Quote the listing verbatim from its start through the line containing "Localize each UI", including both ends and omitting the pictures.

Information shown |
+--

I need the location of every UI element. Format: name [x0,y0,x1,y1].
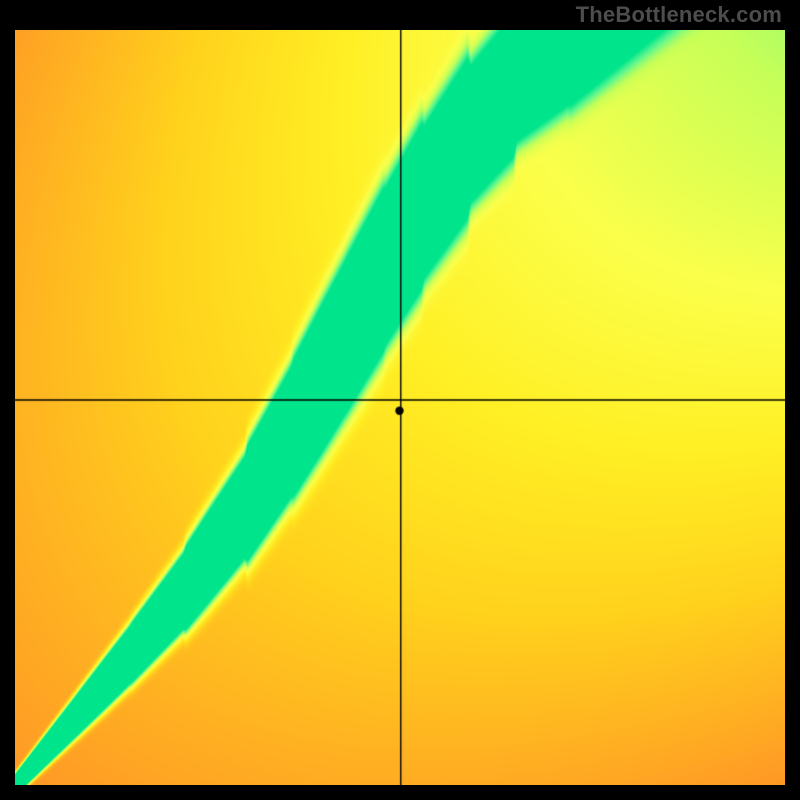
watermark-text: TheBottleneck.com [576,2,782,28]
chart-container: TheBottleneck.com [0,0,800,800]
heatmap-canvas [15,30,785,785]
heatmap-plot [15,30,785,785]
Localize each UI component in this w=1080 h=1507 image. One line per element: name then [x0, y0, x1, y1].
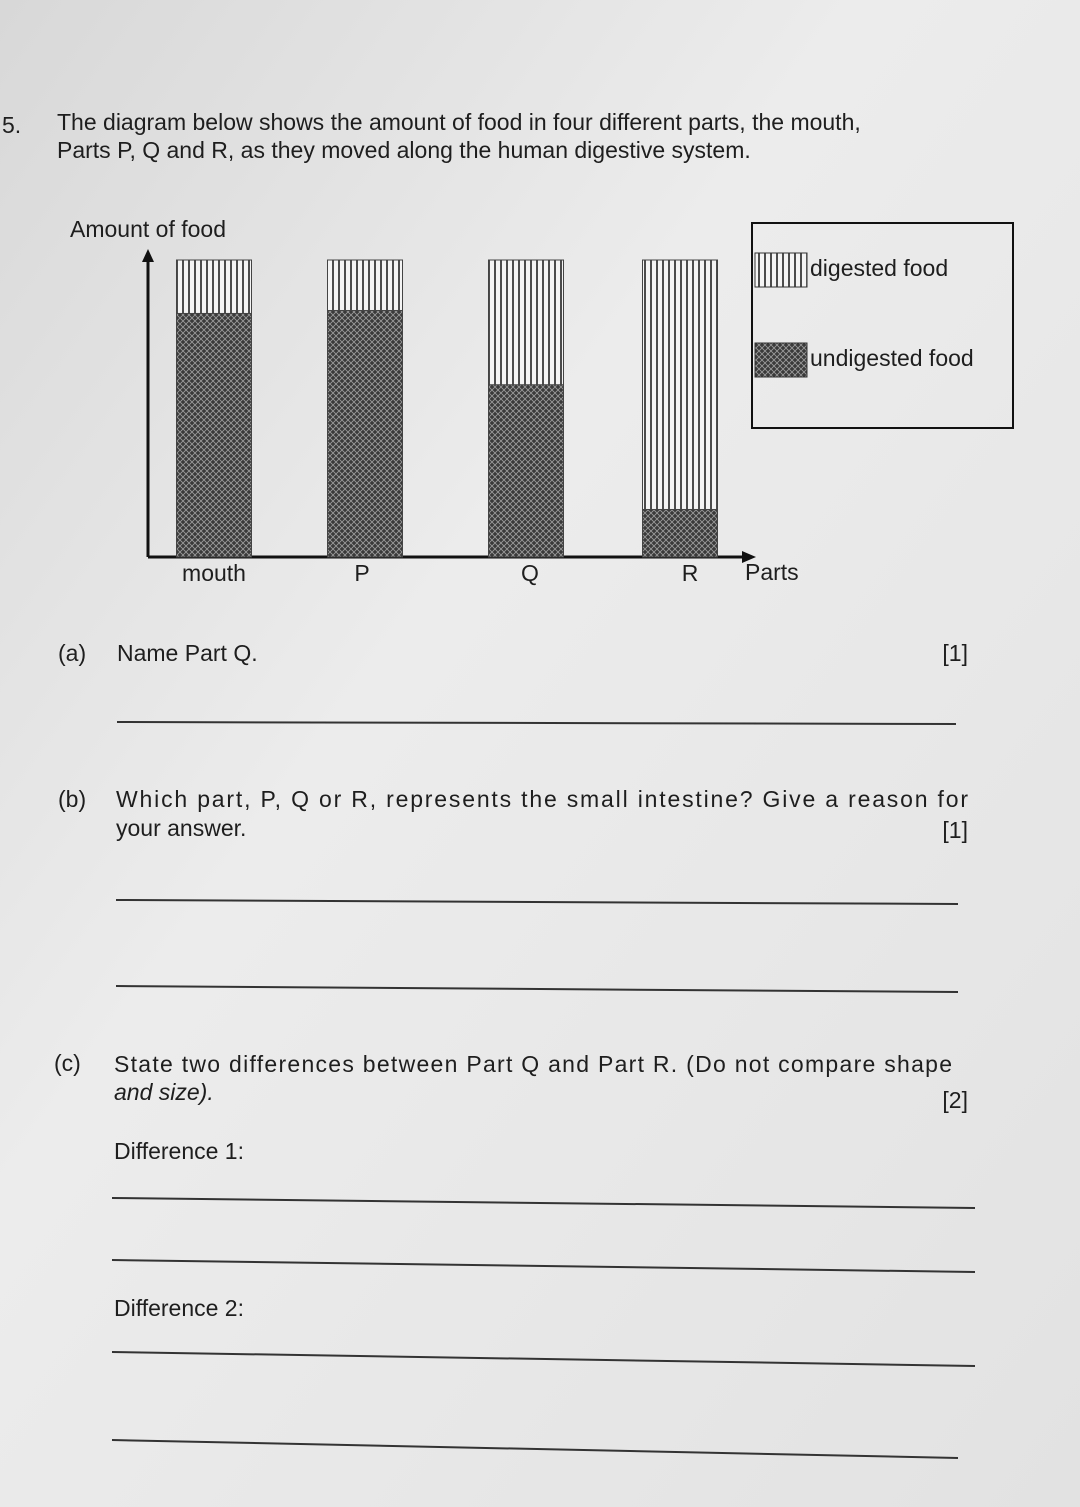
answer-line: [111, 1197, 976, 1209]
difference-label: Difference 1:: [114, 1138, 244, 1164]
part-text: State two differences between Part Q and…: [114, 1051, 952, 1077]
answer-line: [111, 1439, 959, 1459]
x-tick-label: R: [682, 560, 699, 586]
intro-line: Parts P, Q and R, as they moved along th…: [57, 137, 751, 163]
answer-line: [111, 1259, 976, 1273]
legend-swatch: [754, 342, 808, 378]
bar-segment: [488, 259, 564, 386]
answer-line: [111, 1351, 976, 1367]
x-tick-label: P: [354, 560, 369, 586]
marks: [1]: [942, 817, 968, 843]
bar-segment: [176, 259, 252, 314]
y-axis-arrow: [142, 249, 154, 262]
bar-segment: [176, 312, 252, 558]
x-tick-label: Q: [521, 560, 539, 586]
x-axis-arrow: [742, 551, 756, 563]
legend-label: undigested food: [810, 345, 974, 371]
answer-line: [115, 899, 959, 905]
legend-box: [751, 222, 1014, 429]
part-label: (a): [58, 640, 86, 666]
part-text: and size).: [114, 1079, 214, 1105]
part-label: (b): [58, 786, 86, 812]
bar-segment: [642, 508, 718, 558]
marks: [1]: [942, 640, 968, 666]
part-text: Name Part Q.: [117, 640, 258, 666]
part-label: (c): [54, 1050, 81, 1076]
question-number: 5.: [2, 112, 21, 138]
x-tick-label: mouth: [182, 560, 246, 586]
answer-line: [115, 985, 959, 993]
marks: [2]: [942, 1087, 968, 1113]
bar-segment: [642, 259, 718, 510]
legend-label: digested food: [810, 255, 948, 281]
difference-label: Difference 2:: [114, 1295, 244, 1321]
bar-segment: [327, 309, 403, 558]
x-axis-label: Parts: [745, 559, 799, 585]
intro-line: The diagram below shows the amount of fo…: [57, 109, 861, 135]
legend-swatch: [754, 252, 808, 288]
bar-segment: [327, 259, 403, 311]
part-text: your answer.: [116, 815, 246, 841]
y-axis-label: Amount of food: [70, 216, 226, 242]
bar-segment: [488, 384, 564, 558]
answer-line: [116, 721, 957, 725]
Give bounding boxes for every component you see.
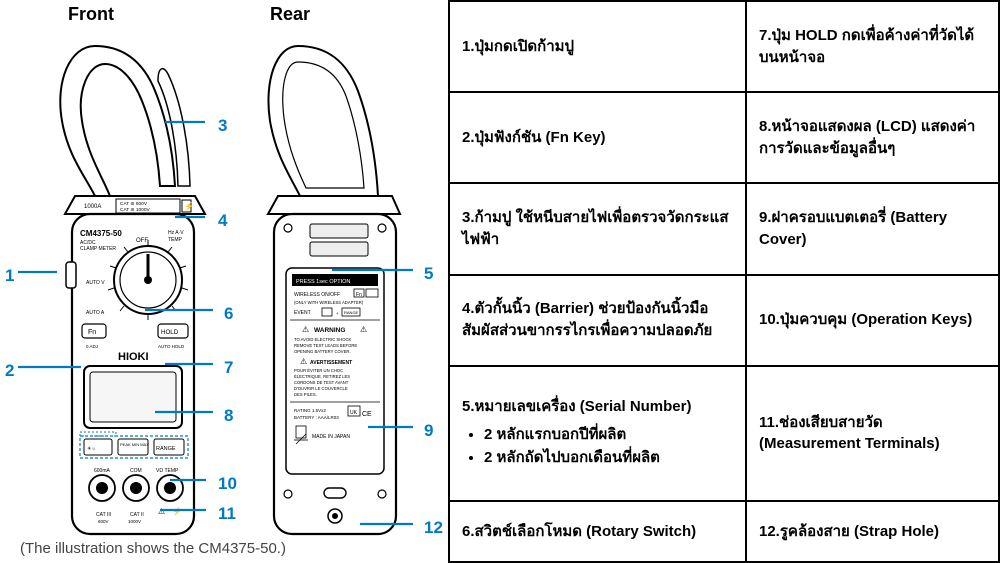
callout-number: 6 — [224, 304, 233, 324]
list-item: 2 หลักถัดไปบอกเดือนที่ผลิต — [484, 447, 733, 469]
table-cell-right: 12.รูคล้องสาย (Strap Hole) — [746, 501, 999, 562]
table-cell-right: 8.หน้าจอแสดงผล (LCD) แสดงค่าการวัดและข้อ… — [746, 92, 999, 183]
table-cell-left: 4.ตัวกั้นนิ้ว (Barrier) ช่วยป้องกันนิ้วม… — [449, 275, 746, 366]
callout-number: 1 — [5, 266, 14, 286]
table-cell-left: 5.หมายเลขเครื่อง (Serial Number)2 หลักแร… — [449, 366, 746, 501]
callout-overlay — [0, 36, 448, 546]
callout-number: 8 — [224, 406, 233, 426]
callout-number: 10 — [218, 474, 237, 494]
callout-number: 4 — [218, 211, 227, 231]
table-row: 2.ปุ่มฟังก์ชัน (Fn Key)8.หน้าจอแสดงผล (L… — [449, 92, 999, 183]
front-label: Front — [68, 4, 114, 25]
diagram-panel: Front Rear 1000A CAT III 600V CAT III 10… — [0, 0, 448, 563]
callout-number: 7 — [224, 358, 233, 378]
table-cell-left: 1.ปุ่มกดเปิดก้ามปู — [449, 1, 746, 92]
table-cell-left: 3.ก้ามปู ใช้หนีบสายไฟเพื่อตรวจวัดกระแสไฟ… — [449, 183, 746, 274]
callout-number: 9 — [424, 421, 433, 441]
device-area: 1000A CAT III 600V CAT III 1000V ⚡ CM437… — [0, 36, 448, 526]
table-cell-right: 7.ปุ่ม HOLD กดเพื่อค้างค่าที่วัดได้บนหน้… — [746, 1, 999, 92]
table-row: 6.สวิตช์เลือกโหมด (Rotary Switch)12.รูคล… — [449, 501, 999, 562]
callout-number: 5 — [424, 264, 433, 284]
table-cell-right: 9.ฝาครอบแบตเตอรี่ (Battery Cover) — [746, 183, 999, 274]
callout-number: 12 — [424, 518, 443, 538]
table-cell-right: 10.ปุ่มควบคุม (Operation Keys) — [746, 275, 999, 366]
rear-label: Rear — [270, 4, 310, 25]
description-table: 1.ปุ่มกดเปิดก้ามปู7.ปุ่ม HOLD กดเพื่อค้า… — [448, 0, 1000, 563]
table-cell-left: 6.สวิตช์เลือกโหมด (Rotary Switch) — [449, 501, 746, 562]
callout-number: 2 — [5, 361, 14, 381]
list-item: 2 หลักแรกบอกปีที่ผลิต — [484, 424, 733, 446]
table-row: 4.ตัวกั้นนิ้ว (Barrier) ช่วยป้องกันนิ้วม… — [449, 275, 999, 366]
table-cell-left: 2.ปุ่มฟังก์ชัน (Fn Key) — [449, 92, 746, 183]
table-row: 3.ก้ามปู ใช้หนีบสายไฟเพื่อตรวจวัดกระแสไฟ… — [449, 183, 999, 274]
diagram-caption: (The illustration shows the CM4375-50.) — [20, 540, 286, 557]
table-row: 5.หมายเลขเครื่อง (Serial Number)2 หลักแร… — [449, 366, 999, 501]
table-cell-right: 11.ช่องเสียบสายวัด (Measurement Terminal… — [746, 366, 999, 501]
callout-number: 3 — [218, 116, 227, 136]
callout-number: 11 — [218, 504, 236, 524]
table-row: 1.ปุ่มกดเปิดก้ามปู7.ปุ่ม HOLD กดเพื่อค้า… — [449, 1, 999, 92]
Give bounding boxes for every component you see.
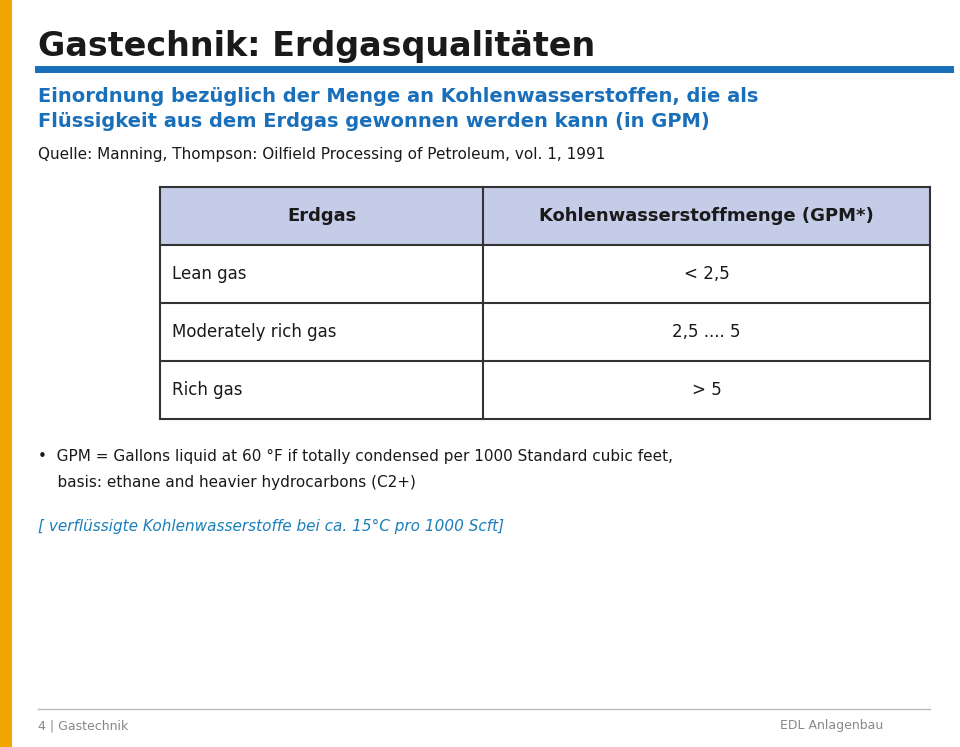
- Text: Erdgas: Erdgas: [287, 207, 356, 225]
- Bar: [0, 0, 12, 747]
- Bar: [484, 361, 930, 419]
- Bar: [160, 303, 484, 361]
- Text: Kohlenwasserstoffmenge (GPM*): Kohlenwasserstoffmenge (GPM*): [540, 207, 874, 225]
- Bar: [160, 245, 484, 303]
- Text: Rich gas: Rich gas: [172, 381, 243, 399]
- Text: Einordnung bezüglich der Menge an Kohlenwasserstoffen, die als: Einordnung bezüglich der Menge an Kohlen…: [38, 87, 758, 106]
- Text: Lean gas: Lean gas: [172, 265, 247, 283]
- Text: Gastechnik: Erdgasqualitäten: Gastechnik: Erdgasqualitäten: [38, 30, 595, 63]
- Bar: [160, 361, 484, 419]
- Text: EDL Anlagenbau: EDL Anlagenbau: [780, 719, 883, 732]
- Text: [ verflüssigte Kohlenwasserstoffe bei ca. 15°C pro 1000 Scft]: [ verflüssigte Kohlenwasserstoffe bei ca…: [38, 519, 504, 534]
- Text: < 2,5: < 2,5: [684, 265, 730, 283]
- Text: 2,5 .... 5: 2,5 .... 5: [672, 323, 741, 341]
- Bar: [484, 187, 930, 245]
- Text: 4 | Gastechnik: 4 | Gastechnik: [38, 719, 129, 732]
- Text: > 5: > 5: [692, 381, 722, 399]
- Text: Quelle: Manning, Thompson: Oilfield Processing of Petroleum, vol. 1, 1991: Quelle: Manning, Thompson: Oilfield Proc…: [38, 147, 606, 162]
- Text: basis: ethane and heavier hydrocarbons (C2+): basis: ethane and heavier hydrocarbons (…: [38, 475, 416, 490]
- Text: Flüssigkeit aus dem Erdgas gewonnen werden kann (in GPM): Flüssigkeit aus dem Erdgas gewonnen werd…: [38, 112, 709, 131]
- Bar: [484, 303, 930, 361]
- Bar: [484, 245, 930, 303]
- Text: •  GPM = Gallons liquid at 60 °F if totally condensed per 1000 Standard cubic fe: • GPM = Gallons liquid at 60 °F if total…: [38, 449, 673, 464]
- Bar: [160, 187, 484, 245]
- Text: Moderately rich gas: Moderately rich gas: [172, 323, 337, 341]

+--

Written solution |
I need the location of every UI element. Format: name [x0,y0,x1,y1].
watermark-text: TheBottleneck.com [576,2,782,28]
chart-container: TheBottleneck.com [0,0,800,800]
heatmap-canvas [15,30,785,785]
heatmap-plot [15,30,785,785]
Localize each UI component in this w=1080 h=1507 image. One line per element: name then [x0, y0, x1, y1].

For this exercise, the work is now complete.